──────── Document passage
= Abdullah Asiri =

Saudi Arabian entrepreneur

Abdullah Asiri (born 1987) is a Saudi Arabian tech entrepreneur and the founder and CEO of Lucidya, a company that uses artificial intelligence (AI) to improve customer experiences.

== Biography ==

=== Early life and education ===
Abdullah was born in 1987 into the Asir tribe. Throughout his early life, he moved between several cities in Saudi Arabia. Abdullah Asiri earned a Bachelor of Science in Computer Engineering from Virginia Tech in 2011. In 2013, he completed a Master’s Degree in Computer Science with a focus on Artificial Intelligence at King Abdullah University of Science and Technology (KAUST).  In 2019, he obtained a Master of Business Administration (MBA) in Business and Entrepreneurship from Prince Mohammed Bin Salman College of Business and Entrepreneurship (MBSC). He has also taken executive education courses at Stanford University, MIT, UC Berkeley, Cornell University, and Babson College in areas like global sales strategy and entrepreneurship.
────────────────
──────── Extracted material
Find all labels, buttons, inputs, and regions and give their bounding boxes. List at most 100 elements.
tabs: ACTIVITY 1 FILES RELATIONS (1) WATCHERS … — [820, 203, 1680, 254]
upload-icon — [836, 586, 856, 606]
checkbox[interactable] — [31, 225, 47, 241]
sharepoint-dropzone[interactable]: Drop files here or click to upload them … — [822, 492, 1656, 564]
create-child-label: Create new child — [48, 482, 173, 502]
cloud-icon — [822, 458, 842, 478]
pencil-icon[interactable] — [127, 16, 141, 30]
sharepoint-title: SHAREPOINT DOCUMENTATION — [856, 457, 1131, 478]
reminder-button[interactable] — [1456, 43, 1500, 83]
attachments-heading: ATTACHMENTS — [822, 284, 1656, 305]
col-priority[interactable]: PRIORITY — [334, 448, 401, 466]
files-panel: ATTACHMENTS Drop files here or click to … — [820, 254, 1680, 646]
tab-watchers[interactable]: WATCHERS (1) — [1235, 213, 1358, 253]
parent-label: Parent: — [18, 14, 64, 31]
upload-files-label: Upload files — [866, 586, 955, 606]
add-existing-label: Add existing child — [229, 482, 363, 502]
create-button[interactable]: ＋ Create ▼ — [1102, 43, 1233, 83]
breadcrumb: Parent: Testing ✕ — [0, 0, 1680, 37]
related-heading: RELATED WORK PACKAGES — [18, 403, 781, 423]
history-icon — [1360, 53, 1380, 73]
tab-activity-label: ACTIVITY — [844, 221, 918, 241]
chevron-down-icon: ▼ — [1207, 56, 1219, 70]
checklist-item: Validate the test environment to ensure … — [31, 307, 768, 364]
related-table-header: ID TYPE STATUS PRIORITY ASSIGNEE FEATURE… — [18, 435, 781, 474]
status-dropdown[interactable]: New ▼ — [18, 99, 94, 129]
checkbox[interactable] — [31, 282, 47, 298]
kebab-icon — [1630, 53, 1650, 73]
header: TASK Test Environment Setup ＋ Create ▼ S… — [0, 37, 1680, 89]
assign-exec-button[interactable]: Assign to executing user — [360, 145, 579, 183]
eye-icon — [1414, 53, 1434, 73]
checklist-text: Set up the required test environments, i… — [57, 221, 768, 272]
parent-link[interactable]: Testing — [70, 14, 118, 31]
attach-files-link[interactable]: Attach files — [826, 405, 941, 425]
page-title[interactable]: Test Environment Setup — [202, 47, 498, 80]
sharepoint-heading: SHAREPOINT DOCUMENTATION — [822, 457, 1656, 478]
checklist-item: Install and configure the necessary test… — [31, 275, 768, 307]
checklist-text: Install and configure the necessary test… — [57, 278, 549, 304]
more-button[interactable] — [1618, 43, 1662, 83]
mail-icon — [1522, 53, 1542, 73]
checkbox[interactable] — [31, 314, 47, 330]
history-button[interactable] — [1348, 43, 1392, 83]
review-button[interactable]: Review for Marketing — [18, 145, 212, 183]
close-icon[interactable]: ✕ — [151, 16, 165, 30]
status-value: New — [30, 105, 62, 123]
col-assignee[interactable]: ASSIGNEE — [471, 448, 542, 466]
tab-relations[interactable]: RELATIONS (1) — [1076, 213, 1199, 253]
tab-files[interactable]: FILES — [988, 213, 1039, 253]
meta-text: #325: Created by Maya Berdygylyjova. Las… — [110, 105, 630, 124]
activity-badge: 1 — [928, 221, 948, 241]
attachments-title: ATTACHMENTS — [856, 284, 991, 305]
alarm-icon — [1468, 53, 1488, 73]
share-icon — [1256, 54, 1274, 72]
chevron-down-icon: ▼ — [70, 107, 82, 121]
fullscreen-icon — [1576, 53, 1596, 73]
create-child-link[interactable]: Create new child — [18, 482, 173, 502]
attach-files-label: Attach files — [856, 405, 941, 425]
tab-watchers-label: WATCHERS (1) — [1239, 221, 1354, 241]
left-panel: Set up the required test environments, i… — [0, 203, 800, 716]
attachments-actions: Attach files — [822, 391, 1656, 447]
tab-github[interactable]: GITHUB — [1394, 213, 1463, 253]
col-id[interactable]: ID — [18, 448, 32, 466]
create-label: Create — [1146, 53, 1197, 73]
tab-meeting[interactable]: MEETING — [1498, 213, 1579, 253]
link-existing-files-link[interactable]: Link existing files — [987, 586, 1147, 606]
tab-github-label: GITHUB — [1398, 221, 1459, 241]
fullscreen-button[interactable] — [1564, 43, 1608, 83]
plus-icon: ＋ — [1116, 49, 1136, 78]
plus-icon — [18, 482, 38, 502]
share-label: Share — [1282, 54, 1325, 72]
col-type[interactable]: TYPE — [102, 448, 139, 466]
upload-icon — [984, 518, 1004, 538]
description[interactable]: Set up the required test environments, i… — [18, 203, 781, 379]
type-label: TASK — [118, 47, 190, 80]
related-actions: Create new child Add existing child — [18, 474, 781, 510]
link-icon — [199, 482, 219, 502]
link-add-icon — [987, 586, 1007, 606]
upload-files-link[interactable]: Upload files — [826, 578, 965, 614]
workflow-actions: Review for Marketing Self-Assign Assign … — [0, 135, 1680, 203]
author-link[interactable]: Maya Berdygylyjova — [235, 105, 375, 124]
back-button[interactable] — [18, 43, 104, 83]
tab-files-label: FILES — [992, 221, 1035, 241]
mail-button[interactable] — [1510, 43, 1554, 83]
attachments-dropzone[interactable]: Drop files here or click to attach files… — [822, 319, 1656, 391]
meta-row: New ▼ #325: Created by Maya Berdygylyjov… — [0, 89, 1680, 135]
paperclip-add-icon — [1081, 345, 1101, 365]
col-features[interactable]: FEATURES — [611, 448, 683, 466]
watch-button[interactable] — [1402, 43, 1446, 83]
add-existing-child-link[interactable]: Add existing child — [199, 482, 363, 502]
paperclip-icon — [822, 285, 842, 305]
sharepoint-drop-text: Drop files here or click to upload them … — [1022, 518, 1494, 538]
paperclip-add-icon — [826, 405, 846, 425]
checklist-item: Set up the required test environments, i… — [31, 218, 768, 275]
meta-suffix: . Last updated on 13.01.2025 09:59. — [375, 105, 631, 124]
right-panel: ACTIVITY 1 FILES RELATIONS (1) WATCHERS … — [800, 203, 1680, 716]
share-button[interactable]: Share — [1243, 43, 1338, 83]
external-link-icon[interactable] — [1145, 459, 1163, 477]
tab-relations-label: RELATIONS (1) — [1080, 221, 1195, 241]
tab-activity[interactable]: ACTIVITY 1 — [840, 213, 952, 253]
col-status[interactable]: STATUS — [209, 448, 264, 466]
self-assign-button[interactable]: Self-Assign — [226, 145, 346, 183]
────────────────
## Questions on the material
a – Summarize the Abdullah Asiri profile in two sentences.
b – Retype the passage of the Abdullah Asiri profile that begins at the words "Saudi Arabian entrepreneur" and stops after the words "improve customer experiences.".

## Answers provided
a – Abdullah Asiri, born in 1987 into the Asir tribe, is a Saudi Arabian tech entrepreneur and the founder and CEO of Lucidya, a company that uses artificial intelligence to improve customer experiences. He earned a computer engineering bachelor's degree from Virginia Tech in 2011, a computer science master's focused on AI from KAUST in 2013, and an MBA from MBSC in 2019, and has taken executive education courses at Stanford, MIT, UC Berkeley, Cornell, and Babson.

b –
Saudi Arabian entrepreneur

Abdullah Asiri (born 1987) is a Saudi Arabian tech entrepreneur and the founder and CEO of Lucidya, a company that uses artificial intelligence (AI) to improve customer experiences.